● What the task asks
Omit images. Retype all entries verbatim.

****************

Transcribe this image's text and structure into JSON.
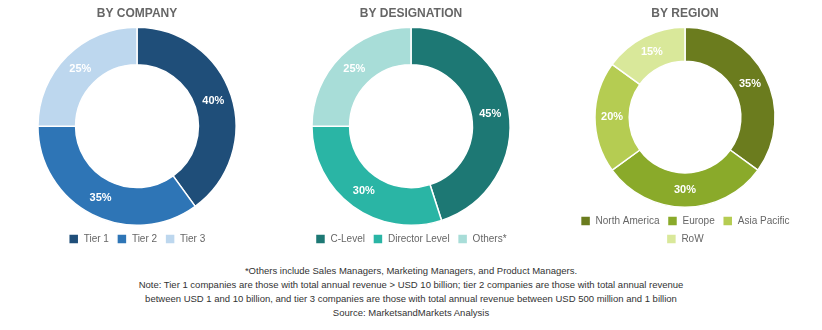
{
  "chart_data": [
    {
      "type": "doughnut",
      "title": "BY COMPANY",
      "categories": [
        "Tier 1",
        "Tier 2",
        "Tier 3"
      ],
      "values": [
        40,
        35,
        25
      ],
      "value_labels": [
        "40%",
        "35%",
        "25%"
      ],
      "colors": [
        "#1f4e79",
        "#2e75b6",
        "#bdd7ee"
      ],
      "data_labels": true,
      "legend": "bottom"
    },
    {
      "type": "doughnut",
      "title": "BY DESIGNATION",
      "categories": [
        "C-Level",
        "Director Level",
        "Others*"
      ],
      "values": [
        45,
        30,
        25
      ],
      "value_labels": [
        "45%",
        "30%",
        "25%"
      ],
      "colors": [
        "#1d7874",
        "#2ab5a5",
        "#a8ddd8"
      ],
      "data_labels": true,
      "legend": "bottom"
    },
    {
      "type": "doughnut",
      "title": "BY REGION",
      "categories": [
        "North America",
        "Europe",
        "Asia Pacific",
        "RoW"
      ],
      "values": [
        35,
        30,
        20,
        15
      ],
      "value_labels": [
        "35%",
        "30%",
        "20%",
        "15%"
      ],
      "colors": [
        "#6b7c1e",
        "#8aaa2a",
        "#b5cc52",
        "#d9e89a"
      ],
      "data_labels": true,
      "legend": "bottom"
    }
  ],
  "annotations": [
    "*Others include Sales Managers, Marketing Managers, and Product Managers.",
    "Note: Tier 1 companies are those with total annual revenue > USD 10 billion; tier 2 companies are those with total annual revenue",
    "between USD 1 and 10 billion, and tier 3 companies are those with total annual revenue between USD 500 million and 1 billion",
    "Source: MarketsandMarkets Analysis"
  ]
}
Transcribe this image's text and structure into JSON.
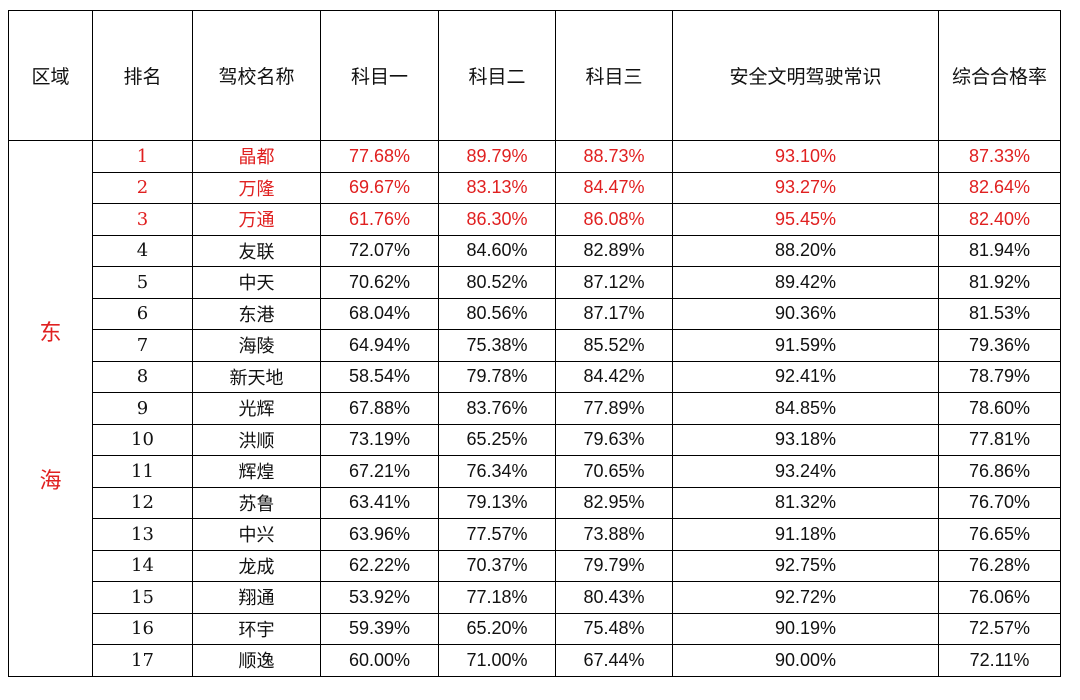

****************

● Response to this exercise
Transcribe this image's text and structure into JSON.
{
  "chart_data": [
    {
      "type": "doughnut",
      "title": "BY COMPANY",
      "categories": [
        "Tier 1",
        "Tier 2",
        "Tier 3"
      ],
      "values": [
        40,
        35,
        25
      ],
      "value_labels": [
        "40%",
        "35%",
        "25%"
      ],
      "colors": [
        "#1f4e79",
        "#2e75b6",
        "#bdd7ee"
      ],
      "data_labels": true,
      "legend": "bottom"
    },
    {
      "type": "doughnut",
      "title": "BY DESIGNATION",
      "categories": [
        "C-Level",
        "Director Level",
        "Others*"
      ],
      "values": [
        45,
        30,
        25
      ],
      "value_labels": [
        "45%",
        "30%",
        "25%"
      ],
      "colors": [
        "#1d7874",
        "#2ab5a5",
        "#a8ddd8"
      ],
      "data_labels": true,
      "legend": "bottom"
    },
    {
      "type": "doughnut",
      "title": "BY REGION",
      "categories": [
        "North America",
        "Europe",
        "Asia Pacific",
        "RoW"
      ],
      "values": [
        35,
        30,
        20,
        15
      ],
      "value_labels": [
        "35%",
        "30%",
        "20%",
        "15%"
      ],
      "colors": [
        "#6b7c1e",
        "#8aaa2a",
        "#b5cc52",
        "#d9e89a"
      ],
      "data_labels": true,
      "legend": "bottom"
    }
  ],
  "annotations": [
    "*Others include Sales Managers, Marketing Managers, and Product Managers.",
    "Note: Tier 1 companies are those with total annual revenue > USD 10 billion; tier 2 companies are those with total annual revenue",
    "between USD 1 and 10 billion, and tier 3 companies are those with total annual revenue between USD 500 million and 1 billion",
    "Source: MarketsandMarkets Analysis"
  ]
}
Transcribe this image's text and structure into JSON.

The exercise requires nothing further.